* [GOAL OF THE EXERCISE]
Set all the material down again unchanged, without the pictures.

Dataset items:
----

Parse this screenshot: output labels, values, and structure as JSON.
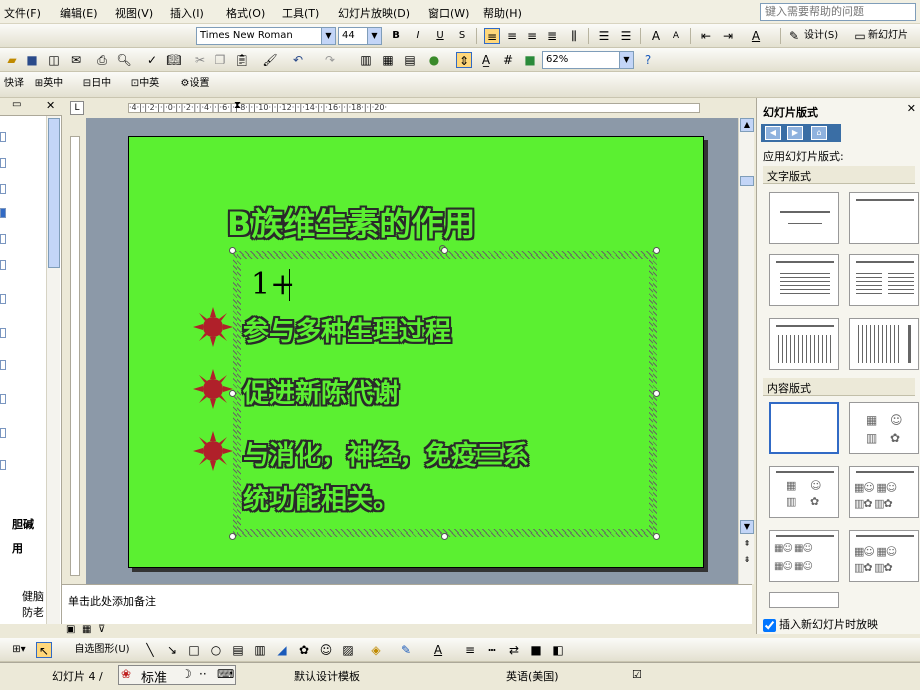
{
  "menubar": {
    "items": [
      "文件(F)",
      "编辑(E)",
      "视图(V)",
      "插入(I)",
      "格式(O)",
      "工具(T)",
      "幻灯片放映(D)",
      "窗口(W)",
      "帮助(H)"
    ],
    "help_placeholder": "键入需要帮助的问题"
  },
  "format_toolbar": {
    "font_name": "Times New Roman",
    "font_size": "44",
    "bold": "B",
    "italic": "I",
    "underline": "U",
    "shadow": "S",
    "design_label": "设计(S)",
    "new_slide_label": "新幻灯片(N)"
  },
  "standard_toolbar": {
    "zoom": "62%"
  },
  "ime_toolbar": {
    "items": [
      "快译",
      "英中",
      "日中",
      "中英",
      "设置"
    ]
  },
  "ruler": {
    "h_marks": "·4·|·|·2·|·|·0·|·|·2·|·|·4·|·|·6·|·|·8·|·|·10·|·|·12·|·|·14·|·|·16·|·|·18·|·|·20·"
  },
  "left_pane": {
    "partial_text_1": "胆碱",
    "partial_text_2": "用",
    "partial_text_3": "健脑",
    "partial_text_4": "防老"
  },
  "slide": {
    "title": "B族维生素的作用",
    "typed_text": "1+",
    "bullets": [
      "参与多种生理过程",
      "促进新陈代谢",
      "与消化，神经，免疫三系",
      "统功能相关。"
    ],
    "colors": {
      "background": "#5bf031",
      "bullet": "#b0202a"
    }
  },
  "notes": {
    "placeholder": "单击此处添加备注"
  },
  "task_pane": {
    "title": "幻灯片版式",
    "apply_label": "应用幻灯片版式:",
    "section_text": "文字版式",
    "section_content": "内容版式",
    "checkbox_label": "插入新幻灯片时放映"
  },
  "drawing_toolbar": {
    "autoshapes": "自选图形(U)"
  },
  "statusbar": {
    "slide_info": "幻灯片 4 /",
    "ime_mode": "标准",
    "template": "默认设计模板",
    "language": "英语(美国)"
  }
}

----

* [RIGHT ANSWER]
Parse this screenshot: output labels, values, and structure as JSON.
{
  "menubar": {
    "items": [
      "文件(F)",
      "编辑(E)",
      "视图(V)",
      "插入(I)",
      "格式(O)",
      "工具(T)",
      "幻灯片放映(D)",
      "窗口(W)",
      "帮助(H)"
    ],
    "help_placeholder": "键入需要帮助的问题"
  },
  "format_toolbar": {
    "font_name": "Times New Roman",
    "font_size": "44",
    "bold": "B",
    "italic": "I",
    "underline": "U",
    "shadow": "S",
    "design_label": "设计(S)",
    "new_slide_label": "新幻灯片(N)"
  },
  "standard_toolbar": {
    "zoom": "62%"
  },
  "ime_toolbar": {
    "items": [
      "快译",
      "英中",
      "日中",
      "中英",
      "设置"
    ]
  },
  "ruler": {
    "h_marks": "·4·|·|·2·|·|·0·|·|·2·|·|·4·|·|·6·|·|·8·|·|·10·|·|·12·|·|·14·|·|·16·|·|·18·|·|·20·"
  },
  "left_pane": {
    "partial_text_1": "胆碱",
    "partial_text_2": "用",
    "partial_text_3": "健脑",
    "partial_text_4": "防老"
  },
  "slide": {
    "title": "B族维生素的作用",
    "typed_text": "1+",
    "bullets": [
      "参与多种生理过程",
      "促进新陈代谢",
      "与消化，神经，免疫三系",
      "统功能相关。"
    ],
    "colors": {
      "background": "#5bf031",
      "bullet": "#b0202a"
    }
  },
  "notes": {
    "placeholder": "单击此处添加备注"
  },
  "task_pane": {
    "title": "幻灯片版式",
    "apply_label": "应用幻灯片版式:",
    "section_text": "文字版式",
    "section_content": "内容版式",
    "checkbox_label": "插入新幻灯片时放映"
  },
  "drawing_toolbar": {
    "autoshapes": "自选图形(U)"
  },
  "statusbar": {
    "slide_info": "幻灯片 4 /",
    "ime_mode": "标准",
    "template": "默认设计模板",
    "language": "英语(美国)"
  }
}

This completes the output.